→ Instruction
From the entries below, list each line with "value".

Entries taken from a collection

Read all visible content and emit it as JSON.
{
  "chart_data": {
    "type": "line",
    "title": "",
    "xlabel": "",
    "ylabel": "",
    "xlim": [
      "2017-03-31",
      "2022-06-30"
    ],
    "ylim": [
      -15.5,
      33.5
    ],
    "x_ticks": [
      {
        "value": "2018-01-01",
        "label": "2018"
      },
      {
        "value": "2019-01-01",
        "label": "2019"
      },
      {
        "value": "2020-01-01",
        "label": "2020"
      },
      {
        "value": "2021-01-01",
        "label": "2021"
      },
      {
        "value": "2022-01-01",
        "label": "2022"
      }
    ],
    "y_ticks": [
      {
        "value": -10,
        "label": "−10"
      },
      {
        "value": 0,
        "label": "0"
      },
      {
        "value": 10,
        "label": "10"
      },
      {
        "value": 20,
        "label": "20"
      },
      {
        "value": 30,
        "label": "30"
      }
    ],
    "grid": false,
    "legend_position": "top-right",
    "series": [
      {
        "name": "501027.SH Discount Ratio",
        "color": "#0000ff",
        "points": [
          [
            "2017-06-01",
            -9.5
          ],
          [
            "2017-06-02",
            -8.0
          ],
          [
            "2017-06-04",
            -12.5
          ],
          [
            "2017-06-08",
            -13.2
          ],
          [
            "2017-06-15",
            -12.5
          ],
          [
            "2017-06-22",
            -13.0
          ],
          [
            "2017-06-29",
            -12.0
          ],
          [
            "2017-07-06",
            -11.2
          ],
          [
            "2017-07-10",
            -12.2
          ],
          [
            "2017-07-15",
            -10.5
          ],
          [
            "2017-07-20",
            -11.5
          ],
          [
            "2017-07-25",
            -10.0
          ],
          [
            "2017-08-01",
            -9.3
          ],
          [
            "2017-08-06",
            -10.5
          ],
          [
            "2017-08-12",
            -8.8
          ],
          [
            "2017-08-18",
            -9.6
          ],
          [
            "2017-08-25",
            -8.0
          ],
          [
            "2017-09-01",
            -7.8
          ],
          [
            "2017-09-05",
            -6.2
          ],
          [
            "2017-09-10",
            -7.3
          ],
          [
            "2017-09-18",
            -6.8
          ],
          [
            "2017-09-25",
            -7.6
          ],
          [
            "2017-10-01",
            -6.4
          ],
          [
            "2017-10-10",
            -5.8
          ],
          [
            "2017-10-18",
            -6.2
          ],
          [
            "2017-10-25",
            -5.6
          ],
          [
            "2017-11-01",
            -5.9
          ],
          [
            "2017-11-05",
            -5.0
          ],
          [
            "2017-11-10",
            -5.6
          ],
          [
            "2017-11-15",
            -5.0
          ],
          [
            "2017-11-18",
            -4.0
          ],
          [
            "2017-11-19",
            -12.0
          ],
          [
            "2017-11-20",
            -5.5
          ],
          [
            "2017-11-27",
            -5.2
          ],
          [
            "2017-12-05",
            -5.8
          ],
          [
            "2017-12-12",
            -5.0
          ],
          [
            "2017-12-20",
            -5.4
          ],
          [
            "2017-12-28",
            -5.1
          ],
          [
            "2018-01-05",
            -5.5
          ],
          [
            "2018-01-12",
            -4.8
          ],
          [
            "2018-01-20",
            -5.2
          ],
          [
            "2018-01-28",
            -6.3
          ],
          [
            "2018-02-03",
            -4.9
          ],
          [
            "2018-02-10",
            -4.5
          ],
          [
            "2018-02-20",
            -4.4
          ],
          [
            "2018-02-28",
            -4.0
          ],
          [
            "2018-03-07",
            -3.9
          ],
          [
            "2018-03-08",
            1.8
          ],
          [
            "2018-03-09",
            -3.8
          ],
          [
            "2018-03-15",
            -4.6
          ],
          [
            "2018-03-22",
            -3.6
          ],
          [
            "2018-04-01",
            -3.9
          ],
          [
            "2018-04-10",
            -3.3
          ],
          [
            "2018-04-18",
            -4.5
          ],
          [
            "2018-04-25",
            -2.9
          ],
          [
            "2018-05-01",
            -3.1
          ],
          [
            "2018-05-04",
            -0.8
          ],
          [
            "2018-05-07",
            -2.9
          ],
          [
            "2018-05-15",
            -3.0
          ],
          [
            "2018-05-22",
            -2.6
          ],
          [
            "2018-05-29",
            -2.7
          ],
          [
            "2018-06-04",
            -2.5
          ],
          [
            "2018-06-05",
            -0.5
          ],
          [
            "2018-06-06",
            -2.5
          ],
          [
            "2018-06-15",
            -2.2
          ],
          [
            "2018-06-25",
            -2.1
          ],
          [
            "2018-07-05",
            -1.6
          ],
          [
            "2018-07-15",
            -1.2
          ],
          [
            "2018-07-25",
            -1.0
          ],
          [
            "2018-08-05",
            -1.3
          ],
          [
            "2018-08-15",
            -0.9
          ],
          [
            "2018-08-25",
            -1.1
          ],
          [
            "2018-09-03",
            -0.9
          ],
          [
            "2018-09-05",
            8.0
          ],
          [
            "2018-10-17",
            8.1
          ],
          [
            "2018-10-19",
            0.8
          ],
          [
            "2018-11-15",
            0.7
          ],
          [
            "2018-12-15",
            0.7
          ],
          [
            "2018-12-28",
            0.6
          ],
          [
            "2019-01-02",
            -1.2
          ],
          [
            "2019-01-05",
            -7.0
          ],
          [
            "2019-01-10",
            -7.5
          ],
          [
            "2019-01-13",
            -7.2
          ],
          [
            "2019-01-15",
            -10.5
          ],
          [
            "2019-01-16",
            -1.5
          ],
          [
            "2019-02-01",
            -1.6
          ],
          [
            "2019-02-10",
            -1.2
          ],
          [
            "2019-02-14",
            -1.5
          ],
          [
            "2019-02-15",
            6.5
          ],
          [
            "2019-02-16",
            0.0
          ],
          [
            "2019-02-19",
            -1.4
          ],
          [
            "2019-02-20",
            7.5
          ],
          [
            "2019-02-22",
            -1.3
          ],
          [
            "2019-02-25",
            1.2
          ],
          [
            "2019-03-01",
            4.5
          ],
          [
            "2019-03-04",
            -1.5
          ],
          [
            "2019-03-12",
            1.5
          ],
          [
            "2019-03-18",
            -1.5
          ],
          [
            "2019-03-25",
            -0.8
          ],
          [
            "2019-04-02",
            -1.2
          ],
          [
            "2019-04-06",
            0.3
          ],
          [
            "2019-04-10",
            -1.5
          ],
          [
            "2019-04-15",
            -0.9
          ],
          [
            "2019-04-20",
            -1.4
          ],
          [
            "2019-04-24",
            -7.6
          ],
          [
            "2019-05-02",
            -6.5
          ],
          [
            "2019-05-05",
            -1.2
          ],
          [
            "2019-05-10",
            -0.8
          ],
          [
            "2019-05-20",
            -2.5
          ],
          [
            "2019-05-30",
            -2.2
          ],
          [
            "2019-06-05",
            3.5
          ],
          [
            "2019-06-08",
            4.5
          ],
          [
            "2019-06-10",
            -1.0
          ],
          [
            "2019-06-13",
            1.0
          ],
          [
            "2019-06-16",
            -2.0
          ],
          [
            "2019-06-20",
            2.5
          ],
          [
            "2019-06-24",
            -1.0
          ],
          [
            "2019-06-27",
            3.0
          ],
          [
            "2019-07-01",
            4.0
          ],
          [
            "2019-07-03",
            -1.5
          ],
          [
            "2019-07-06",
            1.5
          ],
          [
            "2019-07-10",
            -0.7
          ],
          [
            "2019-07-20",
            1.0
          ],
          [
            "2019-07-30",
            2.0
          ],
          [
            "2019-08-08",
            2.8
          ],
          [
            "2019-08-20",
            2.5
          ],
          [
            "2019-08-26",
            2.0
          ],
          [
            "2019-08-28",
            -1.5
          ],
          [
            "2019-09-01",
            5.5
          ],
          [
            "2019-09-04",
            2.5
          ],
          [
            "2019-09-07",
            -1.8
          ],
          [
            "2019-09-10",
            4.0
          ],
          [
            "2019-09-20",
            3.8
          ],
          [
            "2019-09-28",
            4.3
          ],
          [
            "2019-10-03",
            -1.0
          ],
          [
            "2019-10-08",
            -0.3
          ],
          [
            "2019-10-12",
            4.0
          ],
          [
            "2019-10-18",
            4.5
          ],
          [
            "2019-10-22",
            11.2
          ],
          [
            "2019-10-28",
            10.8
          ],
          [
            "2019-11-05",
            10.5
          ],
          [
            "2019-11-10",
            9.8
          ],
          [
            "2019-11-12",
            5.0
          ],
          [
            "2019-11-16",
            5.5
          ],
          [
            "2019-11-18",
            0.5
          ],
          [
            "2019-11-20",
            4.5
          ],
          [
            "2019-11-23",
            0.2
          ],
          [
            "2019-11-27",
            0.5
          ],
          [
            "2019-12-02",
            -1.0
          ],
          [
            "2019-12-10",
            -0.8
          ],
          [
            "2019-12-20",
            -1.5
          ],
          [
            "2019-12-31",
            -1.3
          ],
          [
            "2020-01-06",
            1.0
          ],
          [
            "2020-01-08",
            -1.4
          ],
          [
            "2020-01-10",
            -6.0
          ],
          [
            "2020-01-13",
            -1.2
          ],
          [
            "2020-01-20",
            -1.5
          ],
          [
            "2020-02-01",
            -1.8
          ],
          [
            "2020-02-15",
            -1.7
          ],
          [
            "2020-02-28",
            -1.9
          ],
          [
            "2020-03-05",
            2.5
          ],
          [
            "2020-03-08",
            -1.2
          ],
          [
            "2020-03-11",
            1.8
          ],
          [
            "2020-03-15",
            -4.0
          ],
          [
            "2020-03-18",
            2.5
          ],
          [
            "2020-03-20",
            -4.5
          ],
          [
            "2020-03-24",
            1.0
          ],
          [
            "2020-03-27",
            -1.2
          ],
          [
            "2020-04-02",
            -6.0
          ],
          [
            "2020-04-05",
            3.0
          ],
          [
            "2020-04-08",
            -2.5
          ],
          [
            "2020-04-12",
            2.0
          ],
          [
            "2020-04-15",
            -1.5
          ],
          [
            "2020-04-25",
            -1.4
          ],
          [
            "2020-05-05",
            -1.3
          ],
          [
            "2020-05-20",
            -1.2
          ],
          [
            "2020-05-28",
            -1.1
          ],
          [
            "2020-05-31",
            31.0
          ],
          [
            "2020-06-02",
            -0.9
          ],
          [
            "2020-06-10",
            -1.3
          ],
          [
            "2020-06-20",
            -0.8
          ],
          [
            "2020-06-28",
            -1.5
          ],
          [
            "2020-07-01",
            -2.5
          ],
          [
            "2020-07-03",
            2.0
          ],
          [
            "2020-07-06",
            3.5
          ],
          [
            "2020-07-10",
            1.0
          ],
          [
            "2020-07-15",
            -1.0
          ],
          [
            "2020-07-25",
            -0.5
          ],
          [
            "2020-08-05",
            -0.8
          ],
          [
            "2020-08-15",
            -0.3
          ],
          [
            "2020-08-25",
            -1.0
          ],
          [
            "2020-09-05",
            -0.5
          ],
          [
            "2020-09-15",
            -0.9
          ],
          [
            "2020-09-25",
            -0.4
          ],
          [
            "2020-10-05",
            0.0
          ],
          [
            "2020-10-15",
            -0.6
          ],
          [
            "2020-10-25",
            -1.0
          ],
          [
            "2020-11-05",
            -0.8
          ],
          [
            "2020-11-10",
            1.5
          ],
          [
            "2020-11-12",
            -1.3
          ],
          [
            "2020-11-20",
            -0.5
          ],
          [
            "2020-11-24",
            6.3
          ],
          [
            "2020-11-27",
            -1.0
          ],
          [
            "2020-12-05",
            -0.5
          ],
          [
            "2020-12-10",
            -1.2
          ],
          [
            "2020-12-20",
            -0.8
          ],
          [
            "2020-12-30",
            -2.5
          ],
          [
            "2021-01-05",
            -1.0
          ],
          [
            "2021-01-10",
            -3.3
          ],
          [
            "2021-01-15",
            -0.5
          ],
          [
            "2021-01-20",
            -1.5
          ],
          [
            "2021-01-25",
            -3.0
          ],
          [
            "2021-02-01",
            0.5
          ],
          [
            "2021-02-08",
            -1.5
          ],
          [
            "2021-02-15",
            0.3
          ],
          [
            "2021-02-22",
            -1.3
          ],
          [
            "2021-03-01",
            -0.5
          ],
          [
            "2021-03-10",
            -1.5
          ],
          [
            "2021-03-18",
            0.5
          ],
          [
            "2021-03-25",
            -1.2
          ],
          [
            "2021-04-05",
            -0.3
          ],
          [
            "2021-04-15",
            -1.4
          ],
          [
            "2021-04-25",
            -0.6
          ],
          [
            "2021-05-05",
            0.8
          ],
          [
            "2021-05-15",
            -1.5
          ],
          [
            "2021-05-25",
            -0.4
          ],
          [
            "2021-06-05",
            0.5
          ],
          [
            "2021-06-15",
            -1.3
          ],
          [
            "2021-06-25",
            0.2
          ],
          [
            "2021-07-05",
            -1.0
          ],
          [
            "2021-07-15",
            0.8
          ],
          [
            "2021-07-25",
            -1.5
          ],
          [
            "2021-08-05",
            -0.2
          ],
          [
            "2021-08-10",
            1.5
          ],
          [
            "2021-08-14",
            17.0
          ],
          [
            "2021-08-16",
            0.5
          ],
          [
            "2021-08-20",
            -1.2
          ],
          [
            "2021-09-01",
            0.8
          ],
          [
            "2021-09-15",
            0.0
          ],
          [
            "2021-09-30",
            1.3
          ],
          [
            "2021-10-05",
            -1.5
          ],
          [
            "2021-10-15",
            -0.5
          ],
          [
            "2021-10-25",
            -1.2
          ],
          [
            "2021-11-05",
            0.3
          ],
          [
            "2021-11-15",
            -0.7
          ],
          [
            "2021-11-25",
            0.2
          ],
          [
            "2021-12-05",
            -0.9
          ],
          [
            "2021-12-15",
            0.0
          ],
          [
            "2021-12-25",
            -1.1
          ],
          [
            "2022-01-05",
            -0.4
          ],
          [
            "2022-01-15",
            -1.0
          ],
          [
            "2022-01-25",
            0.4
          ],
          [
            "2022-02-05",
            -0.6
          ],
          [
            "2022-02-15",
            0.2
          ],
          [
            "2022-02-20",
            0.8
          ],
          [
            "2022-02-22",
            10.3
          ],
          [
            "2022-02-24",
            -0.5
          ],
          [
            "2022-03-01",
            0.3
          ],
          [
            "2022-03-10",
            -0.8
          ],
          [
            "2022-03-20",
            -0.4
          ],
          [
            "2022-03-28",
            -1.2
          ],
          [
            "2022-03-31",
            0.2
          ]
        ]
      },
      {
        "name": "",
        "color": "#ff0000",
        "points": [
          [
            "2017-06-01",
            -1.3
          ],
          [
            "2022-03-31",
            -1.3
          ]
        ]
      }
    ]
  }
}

→ Result of the exercise
        "value": "2018-01-01",
        "value": "2019-01-01",
        "value": "2020-01-01",
        "value": "2021-01-01",
        "value": "2022-01-01",
        "value": -10,
        "value": 0,
        "value": 10,
        "value": 20,
        "value": 30,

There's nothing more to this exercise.